-- PROBLEM TO WORK ON --
Return the number of lines that include the string "square", without any other text.

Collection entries
◇ ◇ ◇ ◇ ◇ ◇ ◇

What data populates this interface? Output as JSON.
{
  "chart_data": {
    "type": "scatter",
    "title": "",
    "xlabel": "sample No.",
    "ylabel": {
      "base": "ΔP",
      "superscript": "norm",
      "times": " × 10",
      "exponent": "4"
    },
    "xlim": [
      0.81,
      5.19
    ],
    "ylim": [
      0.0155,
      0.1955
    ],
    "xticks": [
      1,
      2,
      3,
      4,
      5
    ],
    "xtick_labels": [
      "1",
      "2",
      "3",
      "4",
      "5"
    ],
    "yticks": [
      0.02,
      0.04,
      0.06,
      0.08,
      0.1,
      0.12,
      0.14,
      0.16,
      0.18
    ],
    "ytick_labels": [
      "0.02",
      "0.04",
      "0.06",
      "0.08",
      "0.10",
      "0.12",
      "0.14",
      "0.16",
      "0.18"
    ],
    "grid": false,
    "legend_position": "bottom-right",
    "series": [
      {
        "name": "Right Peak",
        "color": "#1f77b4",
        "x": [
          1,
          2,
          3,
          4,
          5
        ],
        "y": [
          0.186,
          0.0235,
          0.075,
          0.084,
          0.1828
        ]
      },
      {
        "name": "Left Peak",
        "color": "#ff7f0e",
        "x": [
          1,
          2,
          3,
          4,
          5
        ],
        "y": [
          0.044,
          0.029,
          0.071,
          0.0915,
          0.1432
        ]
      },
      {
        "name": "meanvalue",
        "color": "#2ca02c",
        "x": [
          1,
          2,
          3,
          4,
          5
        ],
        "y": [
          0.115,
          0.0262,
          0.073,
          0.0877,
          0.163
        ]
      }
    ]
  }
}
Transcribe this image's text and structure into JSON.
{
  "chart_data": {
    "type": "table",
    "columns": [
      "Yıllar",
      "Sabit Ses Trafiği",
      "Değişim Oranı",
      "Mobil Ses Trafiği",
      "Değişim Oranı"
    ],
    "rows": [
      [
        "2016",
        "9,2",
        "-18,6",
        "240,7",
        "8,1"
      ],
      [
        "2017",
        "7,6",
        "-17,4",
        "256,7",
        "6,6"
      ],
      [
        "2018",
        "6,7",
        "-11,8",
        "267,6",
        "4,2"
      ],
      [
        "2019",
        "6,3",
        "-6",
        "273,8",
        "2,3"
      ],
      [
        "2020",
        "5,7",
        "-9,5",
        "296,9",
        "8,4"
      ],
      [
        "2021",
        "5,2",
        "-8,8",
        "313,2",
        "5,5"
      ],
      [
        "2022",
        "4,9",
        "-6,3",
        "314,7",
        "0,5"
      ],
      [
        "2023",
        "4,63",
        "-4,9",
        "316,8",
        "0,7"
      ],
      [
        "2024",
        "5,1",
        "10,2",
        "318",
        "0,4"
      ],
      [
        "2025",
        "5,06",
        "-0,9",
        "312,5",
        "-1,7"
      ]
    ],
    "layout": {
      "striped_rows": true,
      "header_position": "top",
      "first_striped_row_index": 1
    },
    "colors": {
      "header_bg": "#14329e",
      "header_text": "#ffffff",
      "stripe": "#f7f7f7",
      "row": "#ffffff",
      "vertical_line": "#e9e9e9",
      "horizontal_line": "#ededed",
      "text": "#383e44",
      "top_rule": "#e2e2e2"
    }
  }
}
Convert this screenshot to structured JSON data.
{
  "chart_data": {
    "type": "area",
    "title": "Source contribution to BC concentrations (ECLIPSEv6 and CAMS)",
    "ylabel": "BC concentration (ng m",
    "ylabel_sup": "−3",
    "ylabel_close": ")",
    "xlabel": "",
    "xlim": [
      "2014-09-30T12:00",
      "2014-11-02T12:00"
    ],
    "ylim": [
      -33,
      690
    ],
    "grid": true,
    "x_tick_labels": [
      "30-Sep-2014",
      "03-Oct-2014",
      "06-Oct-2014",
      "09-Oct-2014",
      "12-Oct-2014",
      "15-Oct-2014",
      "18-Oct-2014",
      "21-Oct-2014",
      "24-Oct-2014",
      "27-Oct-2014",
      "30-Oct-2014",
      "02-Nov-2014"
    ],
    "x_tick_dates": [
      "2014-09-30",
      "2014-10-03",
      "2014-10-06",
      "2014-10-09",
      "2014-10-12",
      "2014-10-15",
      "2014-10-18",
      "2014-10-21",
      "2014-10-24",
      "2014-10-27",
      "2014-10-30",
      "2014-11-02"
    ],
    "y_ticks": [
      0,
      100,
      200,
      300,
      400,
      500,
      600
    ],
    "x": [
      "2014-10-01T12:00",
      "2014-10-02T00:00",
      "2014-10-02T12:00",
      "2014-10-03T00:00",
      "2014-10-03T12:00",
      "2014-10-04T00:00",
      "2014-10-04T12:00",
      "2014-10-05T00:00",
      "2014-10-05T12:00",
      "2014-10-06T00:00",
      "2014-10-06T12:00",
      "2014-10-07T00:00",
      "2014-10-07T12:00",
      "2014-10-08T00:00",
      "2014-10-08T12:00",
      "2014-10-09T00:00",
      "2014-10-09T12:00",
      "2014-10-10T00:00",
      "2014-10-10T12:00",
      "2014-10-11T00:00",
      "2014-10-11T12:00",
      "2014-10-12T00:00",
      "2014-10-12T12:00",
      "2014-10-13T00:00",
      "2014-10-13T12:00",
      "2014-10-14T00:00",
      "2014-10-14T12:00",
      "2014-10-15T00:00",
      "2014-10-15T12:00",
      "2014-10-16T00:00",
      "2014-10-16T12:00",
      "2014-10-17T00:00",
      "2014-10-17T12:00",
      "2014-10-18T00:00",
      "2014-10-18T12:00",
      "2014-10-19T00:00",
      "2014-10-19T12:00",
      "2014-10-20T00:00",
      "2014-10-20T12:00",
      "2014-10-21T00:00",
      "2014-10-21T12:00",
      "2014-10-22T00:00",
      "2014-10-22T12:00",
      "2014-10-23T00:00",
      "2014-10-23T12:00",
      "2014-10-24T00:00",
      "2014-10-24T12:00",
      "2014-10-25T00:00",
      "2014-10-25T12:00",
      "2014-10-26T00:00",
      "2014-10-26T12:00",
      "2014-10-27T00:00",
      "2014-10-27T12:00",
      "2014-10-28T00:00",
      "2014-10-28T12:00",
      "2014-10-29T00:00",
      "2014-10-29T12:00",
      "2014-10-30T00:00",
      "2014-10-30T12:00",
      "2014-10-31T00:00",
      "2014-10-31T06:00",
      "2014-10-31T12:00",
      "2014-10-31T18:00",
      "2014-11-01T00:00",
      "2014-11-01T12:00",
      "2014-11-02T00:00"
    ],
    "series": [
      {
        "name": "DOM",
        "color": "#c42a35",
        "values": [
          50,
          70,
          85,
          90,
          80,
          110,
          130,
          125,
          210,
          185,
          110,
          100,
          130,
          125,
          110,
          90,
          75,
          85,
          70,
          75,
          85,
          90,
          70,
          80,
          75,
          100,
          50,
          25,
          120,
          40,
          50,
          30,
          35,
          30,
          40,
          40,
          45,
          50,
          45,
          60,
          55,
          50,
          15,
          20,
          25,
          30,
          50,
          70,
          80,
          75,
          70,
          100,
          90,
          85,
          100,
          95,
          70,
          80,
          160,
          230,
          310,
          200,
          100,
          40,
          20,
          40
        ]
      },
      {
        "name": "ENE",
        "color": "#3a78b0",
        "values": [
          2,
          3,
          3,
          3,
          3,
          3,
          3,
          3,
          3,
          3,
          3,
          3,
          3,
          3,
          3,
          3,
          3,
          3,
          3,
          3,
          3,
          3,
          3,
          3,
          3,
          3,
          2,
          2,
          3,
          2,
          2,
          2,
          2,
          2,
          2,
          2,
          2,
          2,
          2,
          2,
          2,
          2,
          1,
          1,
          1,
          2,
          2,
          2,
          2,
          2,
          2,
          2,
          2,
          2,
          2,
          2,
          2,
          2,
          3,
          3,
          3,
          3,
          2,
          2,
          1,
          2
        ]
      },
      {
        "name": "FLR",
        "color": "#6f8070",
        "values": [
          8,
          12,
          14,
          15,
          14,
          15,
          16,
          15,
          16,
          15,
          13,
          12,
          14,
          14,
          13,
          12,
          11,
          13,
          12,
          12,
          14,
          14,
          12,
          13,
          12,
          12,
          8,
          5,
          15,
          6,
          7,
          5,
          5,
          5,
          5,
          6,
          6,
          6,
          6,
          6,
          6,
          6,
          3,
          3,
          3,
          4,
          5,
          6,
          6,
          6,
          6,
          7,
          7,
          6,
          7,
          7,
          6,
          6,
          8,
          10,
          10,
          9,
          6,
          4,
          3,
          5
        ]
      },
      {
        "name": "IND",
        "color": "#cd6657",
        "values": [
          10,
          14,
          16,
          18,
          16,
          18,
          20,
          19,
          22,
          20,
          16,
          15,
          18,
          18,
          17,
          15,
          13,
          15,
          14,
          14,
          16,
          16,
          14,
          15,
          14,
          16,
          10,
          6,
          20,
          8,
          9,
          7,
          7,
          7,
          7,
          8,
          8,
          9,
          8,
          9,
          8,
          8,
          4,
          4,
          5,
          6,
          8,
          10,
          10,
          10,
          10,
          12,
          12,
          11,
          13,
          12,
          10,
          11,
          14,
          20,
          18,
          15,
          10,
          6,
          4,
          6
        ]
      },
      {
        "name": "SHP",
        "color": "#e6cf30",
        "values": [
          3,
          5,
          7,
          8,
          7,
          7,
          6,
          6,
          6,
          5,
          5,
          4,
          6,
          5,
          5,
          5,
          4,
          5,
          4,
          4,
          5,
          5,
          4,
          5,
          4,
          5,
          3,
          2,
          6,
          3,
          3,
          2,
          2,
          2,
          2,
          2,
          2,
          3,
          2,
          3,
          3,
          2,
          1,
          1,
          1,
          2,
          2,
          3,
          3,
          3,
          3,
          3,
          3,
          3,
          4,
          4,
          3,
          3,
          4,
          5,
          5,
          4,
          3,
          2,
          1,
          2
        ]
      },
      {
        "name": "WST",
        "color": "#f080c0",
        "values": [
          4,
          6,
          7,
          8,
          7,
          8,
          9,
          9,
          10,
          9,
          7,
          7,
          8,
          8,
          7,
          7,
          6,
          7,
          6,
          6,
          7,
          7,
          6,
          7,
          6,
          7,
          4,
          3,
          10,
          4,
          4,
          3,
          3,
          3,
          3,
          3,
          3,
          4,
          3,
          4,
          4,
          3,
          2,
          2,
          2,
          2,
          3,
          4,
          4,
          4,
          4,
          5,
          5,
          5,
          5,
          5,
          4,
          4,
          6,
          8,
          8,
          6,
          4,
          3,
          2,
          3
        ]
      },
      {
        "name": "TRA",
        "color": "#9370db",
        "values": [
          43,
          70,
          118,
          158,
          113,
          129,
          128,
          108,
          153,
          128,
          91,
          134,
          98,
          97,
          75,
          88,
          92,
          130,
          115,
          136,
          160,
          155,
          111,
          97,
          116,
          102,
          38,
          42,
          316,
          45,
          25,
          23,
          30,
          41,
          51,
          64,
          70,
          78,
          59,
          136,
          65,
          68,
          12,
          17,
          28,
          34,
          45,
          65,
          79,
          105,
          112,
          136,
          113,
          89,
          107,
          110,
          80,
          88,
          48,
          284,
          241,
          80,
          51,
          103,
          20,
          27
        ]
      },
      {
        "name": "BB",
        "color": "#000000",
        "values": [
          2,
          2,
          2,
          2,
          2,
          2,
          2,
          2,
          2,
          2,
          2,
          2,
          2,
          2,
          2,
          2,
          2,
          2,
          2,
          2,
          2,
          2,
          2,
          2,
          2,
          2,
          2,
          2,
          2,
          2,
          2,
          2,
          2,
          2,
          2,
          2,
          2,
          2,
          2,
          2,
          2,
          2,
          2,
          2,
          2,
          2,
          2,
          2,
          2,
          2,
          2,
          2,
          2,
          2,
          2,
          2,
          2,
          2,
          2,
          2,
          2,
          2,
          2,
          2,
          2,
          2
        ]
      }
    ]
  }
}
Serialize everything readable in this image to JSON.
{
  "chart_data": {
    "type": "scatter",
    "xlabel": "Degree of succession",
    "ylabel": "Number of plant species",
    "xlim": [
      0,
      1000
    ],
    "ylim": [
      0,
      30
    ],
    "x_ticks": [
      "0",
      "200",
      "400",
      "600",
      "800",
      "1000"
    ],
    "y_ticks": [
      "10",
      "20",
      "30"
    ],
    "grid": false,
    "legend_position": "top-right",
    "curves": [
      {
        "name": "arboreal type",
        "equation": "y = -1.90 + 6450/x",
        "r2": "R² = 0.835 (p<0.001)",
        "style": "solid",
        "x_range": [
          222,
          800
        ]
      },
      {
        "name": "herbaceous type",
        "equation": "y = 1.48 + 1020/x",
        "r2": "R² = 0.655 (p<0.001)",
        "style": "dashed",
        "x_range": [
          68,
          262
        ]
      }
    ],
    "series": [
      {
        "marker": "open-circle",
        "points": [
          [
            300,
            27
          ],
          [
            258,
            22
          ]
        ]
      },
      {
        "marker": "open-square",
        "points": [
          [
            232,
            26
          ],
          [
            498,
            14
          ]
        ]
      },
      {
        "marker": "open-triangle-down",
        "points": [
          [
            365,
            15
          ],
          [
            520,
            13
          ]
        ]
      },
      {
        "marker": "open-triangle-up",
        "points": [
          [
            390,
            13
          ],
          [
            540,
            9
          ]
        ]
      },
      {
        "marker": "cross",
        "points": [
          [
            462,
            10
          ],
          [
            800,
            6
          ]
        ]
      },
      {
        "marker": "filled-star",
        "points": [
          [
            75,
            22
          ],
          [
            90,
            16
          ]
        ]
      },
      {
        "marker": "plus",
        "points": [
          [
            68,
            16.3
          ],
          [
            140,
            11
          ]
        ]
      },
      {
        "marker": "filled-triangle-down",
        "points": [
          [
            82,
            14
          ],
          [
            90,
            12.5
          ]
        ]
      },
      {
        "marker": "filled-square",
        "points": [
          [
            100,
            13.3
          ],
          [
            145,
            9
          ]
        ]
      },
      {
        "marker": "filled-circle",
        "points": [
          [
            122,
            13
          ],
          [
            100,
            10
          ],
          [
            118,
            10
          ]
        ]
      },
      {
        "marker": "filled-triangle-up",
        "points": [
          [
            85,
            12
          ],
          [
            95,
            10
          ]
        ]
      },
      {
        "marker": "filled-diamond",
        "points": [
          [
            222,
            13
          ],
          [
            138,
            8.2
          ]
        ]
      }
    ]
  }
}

◇ ◇ ◇ ◇ ◇ ◇ ◇

-- SOLUTION TO THE EXERCISE --
2